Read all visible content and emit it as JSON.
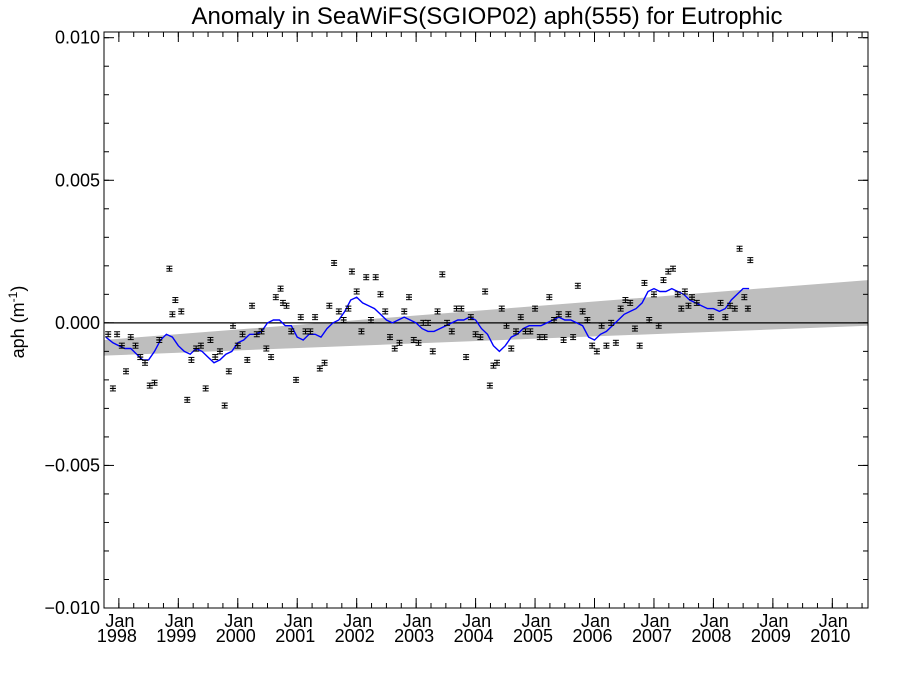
{
  "chart_data": {
    "type": "scatter",
    "title": "Anomaly in SeaWiFS(SGIOP02) aph(555) for Eutrophic",
    "ylabel": "aph (m",
    "ylabel_sup": "-1",
    "ylabel_close": ")",
    "xlim": [
      1997.75,
      2010.6
    ],
    "ylim": [
      -0.01,
      0.0102
    ],
    "y_ticks": [
      {
        "value": 0.01,
        "label": "0.010"
      },
      {
        "value": 0.005,
        "label": "0.005"
      },
      {
        "value": 0.0,
        "label": "0.000"
      },
      {
        "value": -0.005,
        "label": "−0.005"
      },
      {
        "value": -0.01,
        "label": "−0.010"
      }
    ],
    "x_ticks": [
      {
        "value": 1998.0,
        "label": "Jan",
        "year": "1998"
      },
      {
        "value": 1999.0,
        "label": "Jan",
        "year": "1999"
      },
      {
        "value": 2000.0,
        "label": "Jan",
        "year": "2000"
      },
      {
        "value": 2001.0,
        "label": "Jan",
        "year": "2001"
      },
      {
        "value": 2002.0,
        "label": "Jan",
        "year": "2002"
      },
      {
        "value": 2003.0,
        "label": "Jan",
        "year": "2003"
      },
      {
        "value": 2004.0,
        "label": "Jan",
        "year": "2004"
      },
      {
        "value": 2005.0,
        "label": "Jan",
        "year": "2005"
      },
      {
        "value": 2006.0,
        "label": "Jan",
        "year": "2006"
      },
      {
        "value": 2007.0,
        "label": "Jan",
        "year": "2007"
      },
      {
        "value": 2008.0,
        "label": "Jan",
        "year": "2008"
      },
      {
        "value": 2009.0,
        "label": "Jan",
        "year": "2009"
      },
      {
        "value": 2010.0,
        "label": "Jan",
        "year": "2010"
      }
    ],
    "zero_line": 0.0,
    "trend_band": {
      "color": "#bebebe",
      "lower": [
        {
          "x": 1997.75,
          "y": -0.00115
        },
        {
          "x": 2010.6,
          "y": -0.0001
        }
      ],
      "upper": [
        {
          "x": 1997.75,
          "y": -0.0006
        },
        {
          "x": 2010.6,
          "y": 0.0015
        }
      ]
    },
    "points_color": "#000000",
    "points": [
      {
        "x": 1997.82,
        "y": -0.0004
      },
      {
        "x": 1997.9,
        "y": -0.0023
      },
      {
        "x": 1997.97,
        "y": -0.0004
      },
      {
        "x": 1998.05,
        "y": -0.0008
      },
      {
        "x": 1998.12,
        "y": -0.0017
      },
      {
        "x": 1998.2,
        "y": -0.0005
      },
      {
        "x": 1998.28,
        "y": -0.0008
      },
      {
        "x": 1998.36,
        "y": -0.0012
      },
      {
        "x": 1998.44,
        "y": -0.0014
      },
      {
        "x": 1998.52,
        "y": -0.0022
      },
      {
        "x": 1998.6,
        "y": -0.0021
      },
      {
        "x": 1998.68,
        "y": -0.0006
      },
      {
        "x": 1998.85,
        "y": 0.0019
      },
      {
        "x": 1998.9,
        "y": 0.0003
      },
      {
        "x": 1998.95,
        "y": 0.0008
      },
      {
        "x": 1999.05,
        "y": 0.0004
      },
      {
        "x": 1999.15,
        "y": -0.0027
      },
      {
        "x": 1999.22,
        "y": -0.0013
      },
      {
        "x": 1999.3,
        "y": -0.0009
      },
      {
        "x": 1999.38,
        "y": -0.0008
      },
      {
        "x": 1999.46,
        "y": -0.0023
      },
      {
        "x": 1999.54,
        "y": -0.0006
      },
      {
        "x": 1999.62,
        "y": -0.0012
      },
      {
        "x": 1999.7,
        "y": -0.001
      },
      {
        "x": 1999.78,
        "y": -0.0029
      },
      {
        "x": 1999.85,
        "y": -0.0017
      },
      {
        "x": 1999.92,
        "y": -0.0001
      },
      {
        "x": 2000.0,
        "y": -0.0008
      },
      {
        "x": 2000.08,
        "y": -0.0004
      },
      {
        "x": 2000.16,
        "y": -0.0013
      },
      {
        "x": 2000.24,
        "y": 0.0006
      },
      {
        "x": 2000.32,
        "y": -0.0004
      },
      {
        "x": 2000.4,
        "y": -0.0003
      },
      {
        "x": 2000.48,
        "y": -0.0009
      },
      {
        "x": 2000.56,
        "y": -0.0012
      },
      {
        "x": 2000.64,
        "y": 0.0009
      },
      {
        "x": 2000.72,
        "y": 0.0012
      },
      {
        "x": 2000.76,
        "y": 0.0007
      },
      {
        "x": 2000.82,
        "y": 0.0006
      },
      {
        "x": 2000.9,
        "y": -0.0003
      },
      {
        "x": 2000.98,
        "y": -0.002
      },
      {
        "x": 2001.06,
        "y": 0.0002
      },
      {
        "x": 2001.14,
        "y": -0.0003
      },
      {
        "x": 2001.22,
        "y": -0.0003
      },
      {
        "x": 2001.3,
        "y": 0.0002
      },
      {
        "x": 2001.38,
        "y": -0.0016
      },
      {
        "x": 2001.46,
        "y": -0.0014
      },
      {
        "x": 2001.54,
        "y": 0.0006
      },
      {
        "x": 2001.62,
        "y": 0.0021
      },
      {
        "x": 2001.7,
        "y": 0.0004
      },
      {
        "x": 2001.78,
        "y": 0.0001
      },
      {
        "x": 2001.86,
        "y": 0.0005
      },
      {
        "x": 2001.92,
        "y": 0.0018
      },
      {
        "x": 2002.0,
        "y": 0.0011
      },
      {
        "x": 2002.08,
        "y": -0.0003
      },
      {
        "x": 2002.16,
        "y": 0.0016
      },
      {
        "x": 2002.24,
        "y": 0.0001
      },
      {
        "x": 2002.32,
        "y": 0.0016
      },
      {
        "x": 2002.4,
        "y": 0.001
      },
      {
        "x": 2002.48,
        "y": 0.0004
      },
      {
        "x": 2002.56,
        "y": -0.0005
      },
      {
        "x": 2002.64,
        "y": -0.0009
      },
      {
        "x": 2002.72,
        "y": -0.0007
      },
      {
        "x": 2002.8,
        "y": 0.0004
      },
      {
        "x": 2002.88,
        "y": 0.0009
      },
      {
        "x": 2002.96,
        "y": -0.0006
      },
      {
        "x": 2003.04,
        "y": -0.0007
      },
      {
        "x": 2003.12,
        "y": 0.0
      },
      {
        "x": 2003.2,
        "y": 0.0
      },
      {
        "x": 2003.28,
        "y": -0.001
      },
      {
        "x": 2003.36,
        "y": 0.0004
      },
      {
        "x": 2003.44,
        "y": 0.0017
      },
      {
        "x": 2003.52,
        "y": 0.0
      },
      {
        "x": 2003.6,
        "y": -0.0003
      },
      {
        "x": 2003.68,
        "y": 0.0005
      },
      {
        "x": 2003.76,
        "y": 0.0005
      },
      {
        "x": 2003.84,
        "y": -0.0012
      },
      {
        "x": 2003.92,
        "y": 0.0002
      },
      {
        "x": 2004.0,
        "y": -0.0004
      },
      {
        "x": 2004.08,
        "y": -0.0005
      },
      {
        "x": 2004.16,
        "y": 0.0011
      },
      {
        "x": 2004.24,
        "y": -0.0022
      },
      {
        "x": 2004.3,
        "y": -0.0015
      },
      {
        "x": 2004.36,
        "y": -0.0014
      },
      {
        "x": 2004.44,
        "y": 0.0005
      },
      {
        "x": 2004.52,
        "y": -0.0001
      },
      {
        "x": 2004.6,
        "y": -0.0009
      },
      {
        "x": 2004.68,
        "y": -0.0003
      },
      {
        "x": 2004.76,
        "y": 0.0002
      },
      {
        "x": 2004.84,
        "y": -0.0003
      },
      {
        "x": 2004.92,
        "y": -0.0003
      },
      {
        "x": 2005.0,
        "y": 0.0005
      },
      {
        "x": 2005.08,
        "y": -0.0005
      },
      {
        "x": 2005.16,
        "y": -0.0005
      },
      {
        "x": 2005.24,
        "y": 0.0009
      },
      {
        "x": 2005.32,
        "y": 0.0001
      },
      {
        "x": 2005.4,
        "y": 0.0003
      },
      {
        "x": 2005.48,
        "y": -0.0006
      },
      {
        "x": 2005.56,
        "y": 0.0003
      },
      {
        "x": 2005.64,
        "y": -0.0005
      },
      {
        "x": 2005.72,
        "y": 0.0013
      },
      {
        "x": 2005.8,
        "y": 0.0004
      },
      {
        "x": 2005.88,
        "y": 0.0001
      },
      {
        "x": 2005.96,
        "y": -0.0008
      },
      {
        "x": 2006.04,
        "y": -0.001
      },
      {
        "x": 2006.12,
        "y": -0.0001
      },
      {
        "x": 2006.2,
        "y": -0.0008
      },
      {
        "x": 2006.28,
        "y": 0.0
      },
      {
        "x": 2006.36,
        "y": -0.0007
      },
      {
        "x": 2006.44,
        "y": 0.0005
      },
      {
        "x": 2006.52,
        "y": 0.0008
      },
      {
        "x": 2006.6,
        "y": 0.0007
      },
      {
        "x": 2006.68,
        "y": -0.0002
      },
      {
        "x": 2006.76,
        "y": -0.0008
      },
      {
        "x": 2006.84,
        "y": 0.0014
      },
      {
        "x": 2006.92,
        "y": 0.0001
      },
      {
        "x": 2007.0,
        "y": 0.001
      },
      {
        "x": 2007.08,
        "y": -0.0001
      },
      {
        "x": 2007.16,
        "y": 0.0015
      },
      {
        "x": 2007.24,
        "y": 0.0018
      },
      {
        "x": 2007.32,
        "y": 0.0019
      },
      {
        "x": 2007.4,
        "y": 0.001
      },
      {
        "x": 2007.46,
        "y": 0.0005
      },
      {
        "x": 2007.52,
        "y": 0.0011
      },
      {
        "x": 2007.58,
        "y": 0.0006
      },
      {
        "x": 2007.64,
        "y": 0.0009
      },
      {
        "x": 2007.72,
        "y": 0.0007
      },
      {
        "x": 2007.96,
        "y": 0.0002
      },
      {
        "x": 2008.12,
        "y": 0.0007
      },
      {
        "x": 2008.2,
        "y": 0.0002
      },
      {
        "x": 2008.28,
        "y": 0.0006
      },
      {
        "x": 2008.36,
        "y": 0.0005
      },
      {
        "x": 2008.44,
        "y": 0.0026
      },
      {
        "x": 2008.52,
        "y": 0.0009
      },
      {
        "x": 2008.58,
        "y": 0.0005
      },
      {
        "x": 2008.62,
        "y": 0.0022
      }
    ],
    "running_mean_color": "#0000ff",
    "running_mean": [
      {
        "x": 1997.78,
        "y": -0.0005
      },
      {
        "x": 1997.9,
        "y": -0.0007
      },
      {
        "x": 1998.0,
        "y": -0.0008
      },
      {
        "x": 1998.1,
        "y": -0.0009
      },
      {
        "x": 1998.2,
        "y": -0.0009
      },
      {
        "x": 1998.3,
        "y": -0.0011
      },
      {
        "x": 1998.4,
        "y": -0.0013
      },
      {
        "x": 1998.5,
        "y": -0.0013
      },
      {
        "x": 1998.6,
        "y": -0.001
      },
      {
        "x": 1998.7,
        "y": -0.0006
      },
      {
        "x": 1998.8,
        "y": -0.0004
      },
      {
        "x": 1998.9,
        "y": -0.0005
      },
      {
        "x": 1999.0,
        "y": -0.0008
      },
      {
        "x": 1999.1,
        "y": -0.001
      },
      {
        "x": 1999.2,
        "y": -0.0011
      },
      {
        "x": 1999.3,
        "y": -0.0009
      },
      {
        "x": 1999.4,
        "y": -0.001
      },
      {
        "x": 1999.5,
        "y": -0.0012
      },
      {
        "x": 1999.6,
        "y": -0.0014
      },
      {
        "x": 1999.7,
        "y": -0.0013
      },
      {
        "x": 1999.8,
        "y": -0.0011
      },
      {
        "x": 1999.9,
        "y": -0.001
      },
      {
        "x": 2000.0,
        "y": -0.0007
      },
      {
        "x": 2000.1,
        "y": -0.0006
      },
      {
        "x": 2000.2,
        "y": -0.0004
      },
      {
        "x": 2000.3,
        "y": -0.0004
      },
      {
        "x": 2000.4,
        "y": -0.0003
      },
      {
        "x": 2000.5,
        "y": 0.0
      },
      {
        "x": 2000.6,
        "y": 0.0001
      },
      {
        "x": 2000.7,
        "y": 0.0001
      },
      {
        "x": 2000.8,
        "y": -0.0001
      },
      {
        "x": 2000.9,
        "y": -0.0001
      },
      {
        "x": 2001.0,
        "y": -0.0005
      },
      {
        "x": 2001.1,
        "y": -0.0006
      },
      {
        "x": 2001.2,
        "y": -0.0004
      },
      {
        "x": 2001.3,
        "y": -0.0004
      },
      {
        "x": 2001.4,
        "y": -0.0005
      },
      {
        "x": 2001.5,
        "y": -0.0002
      },
      {
        "x": 2001.6,
        "y": 0.0
      },
      {
        "x": 2001.7,
        "y": 0.0001
      },
      {
        "x": 2001.8,
        "y": 0.0004
      },
      {
        "x": 2001.9,
        "y": 0.0008
      },
      {
        "x": 2002.0,
        "y": 0.0009
      },
      {
        "x": 2002.1,
        "y": 0.0007
      },
      {
        "x": 2002.2,
        "y": 0.0006
      },
      {
        "x": 2002.3,
        "y": 0.0005
      },
      {
        "x": 2002.4,
        "y": 0.0003
      },
      {
        "x": 2002.5,
        "y": 0.0001
      },
      {
        "x": 2002.6,
        "y": 0.0
      },
      {
        "x": 2002.7,
        "y": 0.0001
      },
      {
        "x": 2002.8,
        "y": 0.0002
      },
      {
        "x": 2002.9,
        "y": 0.0001
      },
      {
        "x": 2003.0,
        "y": 0.0
      },
      {
        "x": 2003.1,
        "y": -0.0002
      },
      {
        "x": 2003.2,
        "y": -0.0003
      },
      {
        "x": 2003.3,
        "y": -0.0003
      },
      {
        "x": 2003.4,
        "y": -0.0002
      },
      {
        "x": 2003.5,
        "y": -0.0001
      },
      {
        "x": 2003.6,
        "y": 0.0
      },
      {
        "x": 2003.7,
        "y": 0.0001
      },
      {
        "x": 2003.8,
        "y": 0.0001
      },
      {
        "x": 2003.9,
        "y": 0.0002
      },
      {
        "x": 2004.0,
        "y": 0.0001
      },
      {
        "x": 2004.1,
        "y": -0.0002
      },
      {
        "x": 2004.2,
        "y": -0.0004
      },
      {
        "x": 2004.3,
        "y": -0.0008
      },
      {
        "x": 2004.4,
        "y": -0.001
      },
      {
        "x": 2004.5,
        "y": -0.0008
      },
      {
        "x": 2004.6,
        "y": -0.0005
      },
      {
        "x": 2004.7,
        "y": -0.0004
      },
      {
        "x": 2004.8,
        "y": -0.0002
      },
      {
        "x": 2004.9,
        "y": -0.0001
      },
      {
        "x": 2005.0,
        "y": -0.0001
      },
      {
        "x": 2005.1,
        "y": -0.0001
      },
      {
        "x": 2005.2,
        "y": 0.0
      },
      {
        "x": 2005.3,
        "y": 0.0001
      },
      {
        "x": 2005.4,
        "y": 0.0002
      },
      {
        "x": 2005.5,
        "y": 0.0001
      },
      {
        "x": 2005.6,
        "y": 0.0001
      },
      {
        "x": 2005.7,
        "y": 0.0
      },
      {
        "x": 2005.8,
        "y": -0.0001
      },
      {
        "x": 2005.9,
        "y": -0.0005
      },
      {
        "x": 2006.0,
        "y": -0.0006
      },
      {
        "x": 2006.1,
        "y": -0.0004
      },
      {
        "x": 2006.2,
        "y": -0.0003
      },
      {
        "x": 2006.3,
        "y": -0.0001
      },
      {
        "x": 2006.4,
        "y": 0.0001
      },
      {
        "x": 2006.5,
        "y": 0.0003
      },
      {
        "x": 2006.6,
        "y": 0.0004
      },
      {
        "x": 2006.7,
        "y": 0.0005
      },
      {
        "x": 2006.8,
        "y": 0.0007
      },
      {
        "x": 2006.9,
        "y": 0.0011
      },
      {
        "x": 2007.0,
        "y": 0.0012
      },
      {
        "x": 2007.1,
        "y": 0.0011
      },
      {
        "x": 2007.2,
        "y": 0.0011
      },
      {
        "x": 2007.3,
        "y": 0.0012
      },
      {
        "x": 2007.4,
        "y": 0.0011
      },
      {
        "x": 2007.5,
        "y": 0.001
      },
      {
        "x": 2007.6,
        "y": 0.0008
      },
      {
        "x": 2007.7,
        "y": 0.0007
      },
      {
        "x": 2007.8,
        "y": 0.0006
      },
      {
        "x": 2007.9,
        "y": 0.0005
      },
      {
        "x": 2008.0,
        "y": 0.0005
      },
      {
        "x": 2008.1,
        "y": 0.0004
      },
      {
        "x": 2008.2,
        "y": 0.0005
      },
      {
        "x": 2008.3,
        "y": 0.0008
      },
      {
        "x": 2008.4,
        "y": 0.001
      },
      {
        "x": 2008.5,
        "y": 0.0012
      },
      {
        "x": 2008.6,
        "y": 0.0012
      }
    ],
    "grid": false
  }
}
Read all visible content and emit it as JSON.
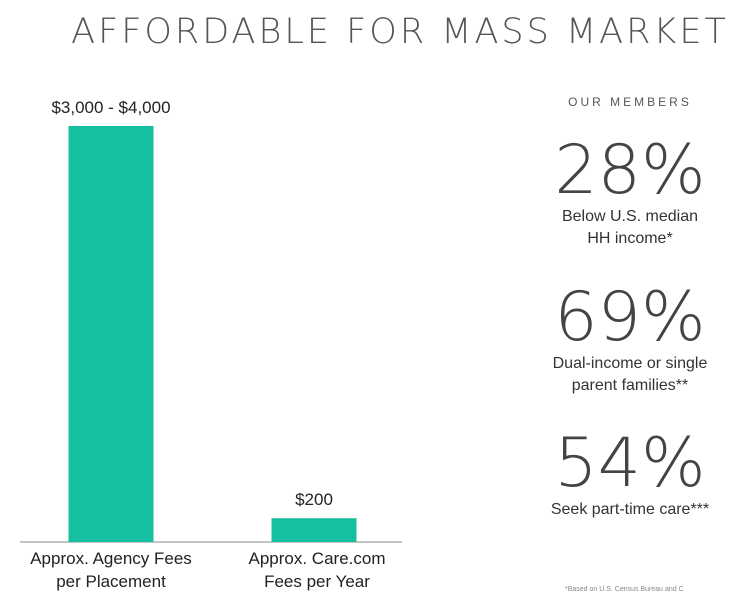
{
  "title": "AFFORDABLE FOR MASS MARKET",
  "colors": {
    "bar": "#16bf9f",
    "axis": "#888888"
  },
  "chart_data": {
    "type": "bar",
    "categories": [
      "Approx. Agency Fees\nper Placement",
      "Approx. Care.com\nFees per Year"
    ],
    "values": [
      3500,
      200
    ],
    "data_labels": [
      "$3,000 - $4,000",
      "$200"
    ],
    "ylim": [
      0,
      3500
    ],
    "grid": false
  },
  "members": {
    "heading": "OUR MEMBERS",
    "stats": [
      {
        "value": "28%",
        "desc": "Below U.S. median\nHH income*"
      },
      {
        "value": "69%",
        "desc": "Dual-income or single\nparent families**"
      },
      {
        "value": "54%",
        "desc": "Seek part-time care***"
      }
    ]
  },
  "footnote": "*Based on U.S. Census Bureau and C"
}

-------

- Goal of the exercise -
Select every line where the word "Approx" occurs.

- Task answer -
      "Approx. Agency Fees\nper Placement",
      "Approx. Care.com\nFees per Year"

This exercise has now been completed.